Goal:
Can you transcribe the data exactly? Leave the pictures out.
****************************************
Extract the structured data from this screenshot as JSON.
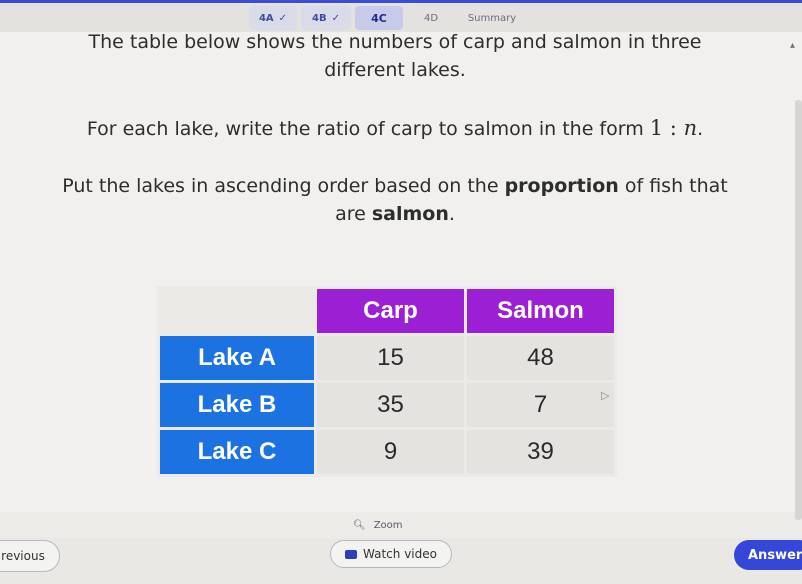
{
  "tabs": [
    {
      "label": "4A",
      "done": true
    },
    {
      "label": "4B",
      "done": true
    },
    {
      "label": "4C",
      "done": false
    },
    {
      "label": "4D",
      "done": false
    },
    {
      "label": "Summary",
      "done": false
    }
  ],
  "question": {
    "line1": "The table below shows the numbers of carp and salmon in three",
    "line2": "different lakes.",
    "instruction1_text": "For each lake, write the ratio of carp to salmon in the form ",
    "instruction1_math_lead": "1 : ",
    "instruction1_math_var": "n",
    "instruction1_end": ".",
    "instruction2_pre": "Put the lakes in ascending order based on the ",
    "instruction2_bold1": "proportion",
    "instruction2_mid": " of fish that",
    "instruction2_line2_pre": "are ",
    "instruction2_bold2": "salmon",
    "instruction2_end": "."
  },
  "table": {
    "headers": [
      "Carp",
      "Salmon"
    ],
    "rows": [
      {
        "lake": "Lake A",
        "carp": "15",
        "salmon": "48"
      },
      {
        "lake": "Lake B",
        "carp": "35",
        "salmon": "7"
      },
      {
        "lake": "Lake C",
        "carp": "9",
        "salmon": "39"
      }
    ],
    "colors": {
      "header": "#9b1fd3",
      "row_header": "#1c72e0"
    }
  },
  "zoom_label": "Zoom",
  "buttons": {
    "previous": "revious",
    "watch_video": "Watch video",
    "answer": "Answer"
  },
  "icons": {
    "check": "check-icon",
    "zoom": "magnifier-icon",
    "video": "video-icon"
  },
  "colors": {
    "accent": "#3447d8"
  }
}
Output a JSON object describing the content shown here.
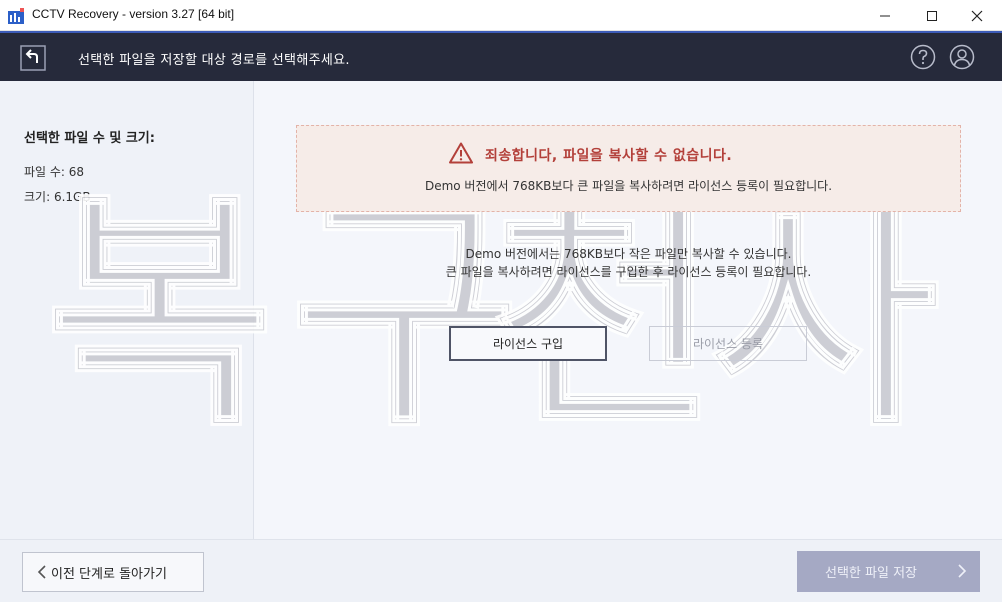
{
  "window": {
    "title": "CCTV Recovery - version 3.27 [64 bit]",
    "controls": [
      "minimize-icon",
      "maximize-icon",
      "close-icon"
    ]
  },
  "header": {
    "instruction": "선택한 파일을 저장할 대상 경로를 선택해주세요.",
    "icons": [
      "back-icon",
      "help-icon",
      "user-icon"
    ]
  },
  "sidebar": {
    "title": "선택한 파일 수 및 크기:",
    "file_count": "파일 수: 68",
    "file_size": "크기: 6.1GB"
  },
  "alert": {
    "icon": "warning-icon",
    "title": "죄송합니다, 파일을 복사할 수 없습니다.",
    "message": "Demo 버전에서 768KB보다 큰 파일을 복사하려면 라이선스 등록이 필요합니다."
  },
  "info": {
    "line1": "Demo 버전에서는 768KB보다 작은 파일만 복사할 수 있습니다.",
    "line2": "큰 파일을 복사하려면 라이선스를 구입한 후 라이선스 등록이 필요합니다."
  },
  "buttons": {
    "buy_license": "라이선스 구입",
    "register_license": "라이선스 등록"
  },
  "footer": {
    "back": "이전 단계로 돌아가기",
    "save": "선택한 파일 저장"
  },
  "watermark": [
    "복",
    "구",
    "천",
    "사"
  ],
  "colors": {
    "header_bg": "#262a3b",
    "accent": "#3d5cb8",
    "alert_title": "#b3403a",
    "save_button": "#a5a9c4"
  }
}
****************************************
Right answer:
Extract the structured data from this screenshot as JSON.
{
  "tabs": [
    {
      "label": "4A",
      "done": true
    },
    {
      "label": "4B",
      "done": true
    },
    {
      "label": "4C",
      "done": false
    },
    {
      "label": "4D",
      "done": false
    },
    {
      "label": "Summary",
      "done": false
    }
  ],
  "question": {
    "line1": "The table below shows the numbers of carp and salmon in three",
    "line2": "different lakes.",
    "instruction1_text": "For each lake, write the ratio of carp to salmon in the form ",
    "instruction1_math_lead": "1 : ",
    "instruction1_math_var": "n",
    "instruction1_end": ".",
    "instruction2_pre": "Put the lakes in ascending order based on the ",
    "instruction2_bold1": "proportion",
    "instruction2_mid": " of fish that",
    "instruction2_line2_pre": "are ",
    "instruction2_bold2": "salmon",
    "instruction2_end": "."
  },
  "table": {
    "headers": [
      "Carp",
      "Salmon"
    ],
    "rows": [
      {
        "lake": "Lake A",
        "carp": "15",
        "salmon": "48"
      },
      {
        "lake": "Lake B",
        "carp": "35",
        "salmon": "7"
      },
      {
        "lake": "Lake C",
        "carp": "9",
        "salmon": "39"
      }
    ],
    "colors": {
      "header": "#9b1fd3",
      "row_header": "#1c72e0"
    }
  },
  "zoom_label": "Zoom",
  "buttons": {
    "previous": "revious",
    "watch_video": "Watch video",
    "answer": "Answer"
  },
  "icons": {
    "check": "check-icon",
    "zoom": "magnifier-icon",
    "video": "video-icon"
  },
  "colors": {
    "accent": "#3447d8"
  }
}
Output a JSON object describing the content shown here.
{
  "window": {
    "title": "CCTV Recovery - version 3.27 [64 bit]",
    "controls": [
      "minimize-icon",
      "maximize-icon",
      "close-icon"
    ]
  },
  "header": {
    "instruction": "선택한 파일을 저장할 대상 경로를 선택해주세요.",
    "icons": [
      "back-icon",
      "help-icon",
      "user-icon"
    ]
  },
  "sidebar": {
    "title": "선택한 파일 수 및 크기:",
    "file_count": "파일 수: 68",
    "file_size": "크기: 6.1GB"
  },
  "alert": {
    "icon": "warning-icon",
    "title": "죄송합니다, 파일을 복사할 수 없습니다.",
    "message": "Demo 버전에서 768KB보다 큰 파일을 복사하려면 라이선스 등록이 필요합니다."
  },
  "info": {
    "line1": "Demo 버전에서는 768KB보다 작은 파일만 복사할 수 있습니다.",
    "line2": "큰 파일을 복사하려면 라이선스를 구입한 후 라이선스 등록이 필요합니다."
  },
  "buttons": {
    "buy_license": "라이선스 구입",
    "register_license": "라이선스 등록"
  },
  "footer": {
    "back": "이전 단계로 돌아가기",
    "save": "선택한 파일 저장"
  },
  "watermark": [
    "복",
    "구",
    "천",
    "사"
  ],
  "colors": {
    "header_bg": "#262a3b",
    "accent": "#3d5cb8",
    "alert_title": "#b3403a",
    "save_button": "#a5a9c4"
  }
}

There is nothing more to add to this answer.